On Petition for a Rehearing.
Elliott, J.— Theimportance of the questions involved, and the earnestness and ability with which the petition for a rehearing has been argued, have induced us to again carefully consider the questions which this case presents.
We are satisfied that the conclusions reached and announced in the original opinion are correct. Public highways belong, from side to side and end to end, to the public. If acquired under the right of eminent domain, the public *194money paid for them. If acquired by dedication, the donor gave them to the public for public purposes. The right to seize lands, under the right of eminent domain, extends, only to cases where the highway is for the public use. Blackman v. Halves, 72 Ind. 515. There is no such thing as a rightful private permanent use of public highways. If one person can permanently use the highway for his private business purposes, so may all. Once the right is granted, there can be no distinction made, no line drawn; all persons may build their shops, exhibit and sell their wares, within the boundaries of the public highway. There is no right in any person to permanently appropriate to private use any part of a public street or alley. The person who so uses a public highway commits an indictable public nuisance. An English author of deservedly high repute illustrates the doctrine we are endeavoring to enforce, thus : “In the case of an ordinary highway running between fences, the right of way or passage is prima facie, and unless there be evidence to the contrary, extends to the whole space between the fences, and the public are entitled to the use of the whole of it as the highway, and are not confined to the part which may bo metalled or kept in order for the more convenient use of carriages and passeng'ers. It is an indictable offence, therefore, to place posts on greensward and open places extending between the metalled part of the road and the fence, dividing the road from the adjoining land, although the posts do not in point of fact offer any injurious obstruction to the public traffic. It is enough that they stand in the way of those who may wish to traverse the whole space between the fences.” 1 Addison Torts, p. 328, sec. 313.
In Commonwealth v. Wentworth, 1 Brightly N. P. 318, the facts were precisely similar to those stated in the instructions asked by the State in the case in hand, and the court, as matter of law, declared the act of placing a fruit-stand upon the sidewalk of a city to be a public nuisance.
*195The accurate and learned editor of the Albany Law Journal declares that “There is nothing novel in the doctrine that the citizens have a right to a clear sidewalk,” and that fruit-stands, even when placed thereon by authority of the municipal legislatures, are nuisances.
We deem it unnecessary to add other citations to those made in the original opinion, although many more might be added.

#### Material
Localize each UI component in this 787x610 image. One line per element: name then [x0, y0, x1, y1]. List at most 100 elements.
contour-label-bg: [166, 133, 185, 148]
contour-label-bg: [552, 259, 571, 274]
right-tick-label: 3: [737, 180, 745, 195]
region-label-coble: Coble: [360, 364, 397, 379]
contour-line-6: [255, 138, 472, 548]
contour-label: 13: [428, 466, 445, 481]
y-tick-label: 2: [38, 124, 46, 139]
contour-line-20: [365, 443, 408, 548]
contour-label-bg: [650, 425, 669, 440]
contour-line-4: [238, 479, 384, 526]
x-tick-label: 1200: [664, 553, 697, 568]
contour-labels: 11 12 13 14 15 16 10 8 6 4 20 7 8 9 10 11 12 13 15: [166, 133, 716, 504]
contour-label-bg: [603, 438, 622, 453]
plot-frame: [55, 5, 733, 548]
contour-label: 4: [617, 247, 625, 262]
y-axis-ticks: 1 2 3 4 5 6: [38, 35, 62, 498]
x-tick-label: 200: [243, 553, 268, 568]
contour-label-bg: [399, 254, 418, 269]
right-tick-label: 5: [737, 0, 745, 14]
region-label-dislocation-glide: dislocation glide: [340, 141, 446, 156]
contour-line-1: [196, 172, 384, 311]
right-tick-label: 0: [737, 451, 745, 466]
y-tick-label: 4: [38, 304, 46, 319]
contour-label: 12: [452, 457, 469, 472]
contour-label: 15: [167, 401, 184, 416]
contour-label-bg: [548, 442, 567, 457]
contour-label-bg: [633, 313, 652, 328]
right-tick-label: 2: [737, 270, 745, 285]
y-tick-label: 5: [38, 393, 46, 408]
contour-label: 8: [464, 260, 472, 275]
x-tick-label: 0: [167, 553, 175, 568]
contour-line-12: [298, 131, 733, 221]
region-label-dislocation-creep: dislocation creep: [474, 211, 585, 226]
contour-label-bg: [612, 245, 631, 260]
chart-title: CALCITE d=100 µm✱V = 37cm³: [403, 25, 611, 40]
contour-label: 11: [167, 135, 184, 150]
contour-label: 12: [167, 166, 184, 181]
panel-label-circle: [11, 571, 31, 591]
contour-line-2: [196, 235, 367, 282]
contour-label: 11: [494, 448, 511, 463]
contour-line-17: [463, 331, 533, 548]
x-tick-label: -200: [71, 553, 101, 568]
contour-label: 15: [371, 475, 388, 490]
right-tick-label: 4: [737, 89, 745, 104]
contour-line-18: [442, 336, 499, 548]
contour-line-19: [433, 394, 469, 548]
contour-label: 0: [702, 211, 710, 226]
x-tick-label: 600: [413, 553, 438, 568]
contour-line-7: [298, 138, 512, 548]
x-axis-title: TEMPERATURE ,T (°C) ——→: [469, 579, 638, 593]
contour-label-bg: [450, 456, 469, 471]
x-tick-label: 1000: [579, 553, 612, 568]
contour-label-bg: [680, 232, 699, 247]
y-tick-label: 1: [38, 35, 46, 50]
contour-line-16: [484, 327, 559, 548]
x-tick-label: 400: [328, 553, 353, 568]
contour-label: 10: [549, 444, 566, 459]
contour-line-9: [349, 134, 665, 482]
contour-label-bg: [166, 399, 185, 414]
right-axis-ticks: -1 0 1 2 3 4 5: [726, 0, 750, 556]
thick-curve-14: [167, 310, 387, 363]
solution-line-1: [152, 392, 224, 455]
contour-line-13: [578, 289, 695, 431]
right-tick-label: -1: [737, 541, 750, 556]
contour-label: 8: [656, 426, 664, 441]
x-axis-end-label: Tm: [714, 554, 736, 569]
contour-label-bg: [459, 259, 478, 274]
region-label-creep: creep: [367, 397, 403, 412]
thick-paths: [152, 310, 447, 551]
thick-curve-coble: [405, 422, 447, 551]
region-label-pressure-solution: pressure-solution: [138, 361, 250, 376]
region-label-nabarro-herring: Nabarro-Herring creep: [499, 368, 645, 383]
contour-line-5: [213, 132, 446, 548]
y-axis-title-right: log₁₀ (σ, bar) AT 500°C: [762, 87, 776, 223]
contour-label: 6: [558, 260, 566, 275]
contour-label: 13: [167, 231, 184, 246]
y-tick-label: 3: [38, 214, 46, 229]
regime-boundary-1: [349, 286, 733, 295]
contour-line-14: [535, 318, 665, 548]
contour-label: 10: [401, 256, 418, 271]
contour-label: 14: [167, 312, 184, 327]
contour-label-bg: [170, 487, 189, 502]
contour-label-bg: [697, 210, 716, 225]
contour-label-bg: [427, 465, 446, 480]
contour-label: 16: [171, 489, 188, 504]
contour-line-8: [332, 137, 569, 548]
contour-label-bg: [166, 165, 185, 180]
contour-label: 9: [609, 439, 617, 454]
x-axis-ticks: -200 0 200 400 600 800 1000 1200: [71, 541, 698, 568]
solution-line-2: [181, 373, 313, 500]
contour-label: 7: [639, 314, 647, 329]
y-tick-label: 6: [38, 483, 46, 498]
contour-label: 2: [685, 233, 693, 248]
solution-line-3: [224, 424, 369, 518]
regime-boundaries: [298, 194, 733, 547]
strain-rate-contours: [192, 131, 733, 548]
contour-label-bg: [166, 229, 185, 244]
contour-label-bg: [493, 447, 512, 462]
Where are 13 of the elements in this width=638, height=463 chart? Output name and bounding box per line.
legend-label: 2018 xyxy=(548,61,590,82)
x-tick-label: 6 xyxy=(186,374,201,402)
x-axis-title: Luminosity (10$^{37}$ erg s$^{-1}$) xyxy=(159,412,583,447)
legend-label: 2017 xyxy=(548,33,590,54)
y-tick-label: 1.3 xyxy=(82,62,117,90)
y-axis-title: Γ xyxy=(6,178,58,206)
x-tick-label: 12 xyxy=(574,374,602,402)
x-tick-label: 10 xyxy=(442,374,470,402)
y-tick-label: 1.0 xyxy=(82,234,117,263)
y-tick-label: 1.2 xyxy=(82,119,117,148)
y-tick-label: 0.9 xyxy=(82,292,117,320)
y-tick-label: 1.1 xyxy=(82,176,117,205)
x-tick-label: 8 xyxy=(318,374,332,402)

#### Problem 1
Answer these questions from the opinion on rehearing:
(a) According to the opinion, what does a person commit by permanently appropriating part of a public highway to private use?
(b) In which case did a court declare, as a matter of law, that placing a fruit-stand on a city sidewalk is a public nuisance?
(c) The editor of which publication says there is nothing novel in the doctrine that citizens have a right to a clear sidewalk?
#### Problem 2
Quote the passage of the opinion on rehearing that begins at the words "In Commonwealth v." and stops after "might be added.".

#### Exercise answer 1
(a) An indictable public nuisance.
(b) Commonwealth v. Wentworth, 1 Brightly N. P. 318.
(c) The Albany Law Journal.

#### Exercise answer 2
In Commonwealth v. Wentworth, 1 Brightly N. P. 318, the facts were precisely similar to those stated in the instructions asked by the State in the case in hand, and the court, as matter of law, declared the act of placing a fruit-stand upon the sidewalk of a city to be a public nuisance.
*195The accurate and learned editor of the Albany Law Journal declares that “There is nothing novel in the doctrine that the citizens have a right to a clear sidewalk,” and that fruit-stands, even when placed thereon by authority of the municipal legislatures, are nuisances.
We deem it unnecessary to add other citations to those made in the original opinion, although many more might be added.